** BEGIN **

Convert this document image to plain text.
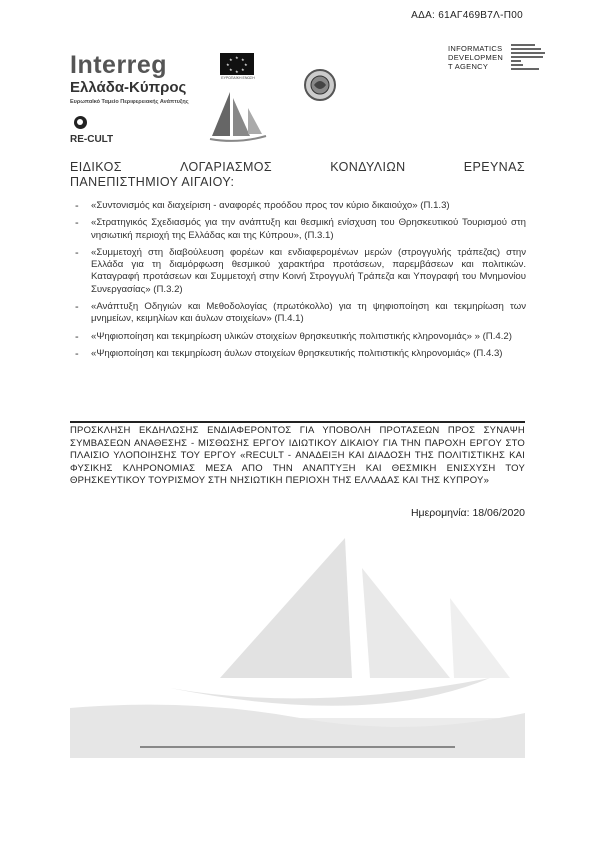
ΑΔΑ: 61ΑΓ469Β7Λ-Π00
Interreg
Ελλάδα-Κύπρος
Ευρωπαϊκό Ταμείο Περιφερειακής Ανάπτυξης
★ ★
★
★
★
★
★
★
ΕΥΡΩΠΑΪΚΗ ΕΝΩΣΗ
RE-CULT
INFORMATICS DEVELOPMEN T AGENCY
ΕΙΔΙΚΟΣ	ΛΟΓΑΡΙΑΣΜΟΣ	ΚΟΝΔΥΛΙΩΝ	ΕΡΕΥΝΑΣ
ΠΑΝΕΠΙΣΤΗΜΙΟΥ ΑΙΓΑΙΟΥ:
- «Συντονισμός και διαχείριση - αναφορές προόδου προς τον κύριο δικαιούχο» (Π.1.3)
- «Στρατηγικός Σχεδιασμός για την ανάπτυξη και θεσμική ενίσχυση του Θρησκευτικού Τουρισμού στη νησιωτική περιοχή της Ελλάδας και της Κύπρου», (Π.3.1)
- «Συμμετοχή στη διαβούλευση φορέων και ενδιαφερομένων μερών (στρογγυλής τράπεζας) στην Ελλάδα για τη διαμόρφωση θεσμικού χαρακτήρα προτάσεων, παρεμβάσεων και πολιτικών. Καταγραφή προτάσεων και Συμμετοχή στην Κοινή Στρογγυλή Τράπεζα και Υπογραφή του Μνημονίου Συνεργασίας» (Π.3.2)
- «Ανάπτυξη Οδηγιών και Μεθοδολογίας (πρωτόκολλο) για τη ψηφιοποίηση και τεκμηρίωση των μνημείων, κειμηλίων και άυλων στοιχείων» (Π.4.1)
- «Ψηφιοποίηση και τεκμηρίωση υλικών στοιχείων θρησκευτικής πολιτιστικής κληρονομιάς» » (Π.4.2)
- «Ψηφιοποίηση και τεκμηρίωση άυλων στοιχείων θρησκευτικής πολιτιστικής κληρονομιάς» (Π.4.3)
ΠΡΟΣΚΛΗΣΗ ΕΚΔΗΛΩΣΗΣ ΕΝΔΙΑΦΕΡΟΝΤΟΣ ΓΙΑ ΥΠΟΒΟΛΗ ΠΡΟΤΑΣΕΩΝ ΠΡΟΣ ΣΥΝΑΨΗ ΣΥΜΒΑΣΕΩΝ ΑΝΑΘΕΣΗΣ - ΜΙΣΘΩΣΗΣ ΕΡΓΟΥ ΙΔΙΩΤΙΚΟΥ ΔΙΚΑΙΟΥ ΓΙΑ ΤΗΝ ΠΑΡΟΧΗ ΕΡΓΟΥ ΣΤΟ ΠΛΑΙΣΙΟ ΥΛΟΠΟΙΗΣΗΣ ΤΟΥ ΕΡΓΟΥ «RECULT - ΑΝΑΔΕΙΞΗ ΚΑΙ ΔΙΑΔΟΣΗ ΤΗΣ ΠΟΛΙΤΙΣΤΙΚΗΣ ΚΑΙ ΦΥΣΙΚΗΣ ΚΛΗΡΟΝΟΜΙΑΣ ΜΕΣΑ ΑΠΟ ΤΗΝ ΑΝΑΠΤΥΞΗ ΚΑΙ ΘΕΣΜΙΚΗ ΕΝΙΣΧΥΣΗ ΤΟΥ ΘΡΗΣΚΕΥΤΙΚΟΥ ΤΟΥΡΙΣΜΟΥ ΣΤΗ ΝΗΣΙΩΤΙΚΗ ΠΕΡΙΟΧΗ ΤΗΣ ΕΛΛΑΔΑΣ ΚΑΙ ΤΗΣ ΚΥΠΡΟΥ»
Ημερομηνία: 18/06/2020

** END **

▶ _PROBLEM TO WORK ON_
Omit the pictures. Transcribe every record exactly.

▶ _EXERCISE SOLUTION_
Convert this document image to plain text.
ΑΔΑ: 61ΑΓ469Β7Λ-Π00
Interreg
Ελλάδα-Κύπρος
Ευρωπαϊκό Ταμείο Περιφερειακής Ανάπτυξης
★ ★
★
★
★
★
★
★
ΕΥΡΩΠΑΪΚΗ ΕΝΩΣΗ
RE-CULT
INFORMATICS DEVELOPMEN T AGENCY
ΕΙΔΙΚΟΣ	ΛΟΓΑΡΙΑΣΜΟΣ	ΚΟΝΔΥΛΙΩΝ	ΕΡΕΥΝΑΣ
ΠΑΝΕΠΙΣΤΗΜΙΟΥ ΑΙΓΑΙΟΥ:
- «Συντονισμός και διαχείριση - αναφορές προόδου προς τον κύριο δικαιούχο» (Π.1.3)
- «Στρατηγικός Σχεδιασμός για την ανάπτυξη και θεσμική ενίσχυση του Θρησκευτικού Τουρισμού στη νησιωτική περιοχή της Ελλάδας και της Κύπρου», (Π.3.1)
- «Συμμετοχή στη διαβούλευση φορέων και ενδιαφερομένων μερών (στρογγυλής τράπεζας) στην Ελλάδα για τη διαμόρφωση θεσμικού χαρακτήρα προτάσεων, παρεμβάσεων και πολιτικών. Καταγραφή προτάσεων και Συμμετοχή στην Κοινή Στρογγυλή Τράπεζα και Υπογραφή του Μνημονίου Συνεργασίας» (Π.3.2)
- «Ανάπτυξη Οδηγιών και Μεθοδολογίας (πρωτόκολλο) για τη ψηφιοποίηση και τεκμηρίωση των μνημείων, κειμηλίων και άυλων στοιχείων» (Π.4.1)
- «Ψηφιοποίηση και τεκμηρίωση υλικών στοιχείων θρησκευτικής πολιτιστικής κληρονομιάς» » (Π.4.2)
- «Ψηφιοποίηση και τεκμηρίωση άυλων στοιχείων θρησκευτικής πολιτιστικής κληρονομιάς» (Π.4.3)
ΠΡΟΣΚΛΗΣΗ ΕΚΔΗΛΩΣΗΣ ΕΝΔΙΑΦΕΡΟΝΤΟΣ ΓΙΑ ΥΠΟΒΟΛΗ ΠΡΟΤΑΣΕΩΝ ΠΡΟΣ ΣΥΝΑΨΗ ΣΥΜΒΑΣΕΩΝ ΑΝΑΘΕΣΗΣ - ΜΙΣΘΩΣΗΣ ΕΡΓΟΥ ΙΔΙΩΤΙΚΟΥ ΔΙΚΑΙΟΥ ΓΙΑ ΤΗΝ ΠΑΡΟΧΗ ΕΡΓΟΥ ΣΤΟ ΠΛΑΙΣΙΟ ΥΛΟΠΟΙΗΣΗΣ ΤΟΥ ΕΡΓΟΥ «RECULT - ΑΝΑΔΕΙΞΗ ΚΑΙ ΔΙΑΔΟΣΗ ΤΗΣ ΠΟΛΙΤΙΣΤΙΚΗΣ ΚΑΙ ΦΥΣΙΚΗΣ ΚΛΗΡΟΝΟΜΙΑΣ ΜΕΣΑ ΑΠΟ ΤΗΝ ΑΝΑΠΤΥΞΗ ΚΑΙ ΘΕΣΜΙΚΗ ΕΝΙΣΧΥΣΗ ΤΟΥ ΘΡΗΣΚΕΥΤΙΚΟΥ ΤΟΥΡΙΣΜΟΥ ΣΤΗ ΝΗΣΙΩΤΙΚΗ ΠΕΡΙΟΧΗ ΤΗΣ ΕΛΛΑΔΑΣ ΚΑΙ ΤΗΣ ΚΥΠΡΟΥ»
Ημερομηνία: 18/06/2020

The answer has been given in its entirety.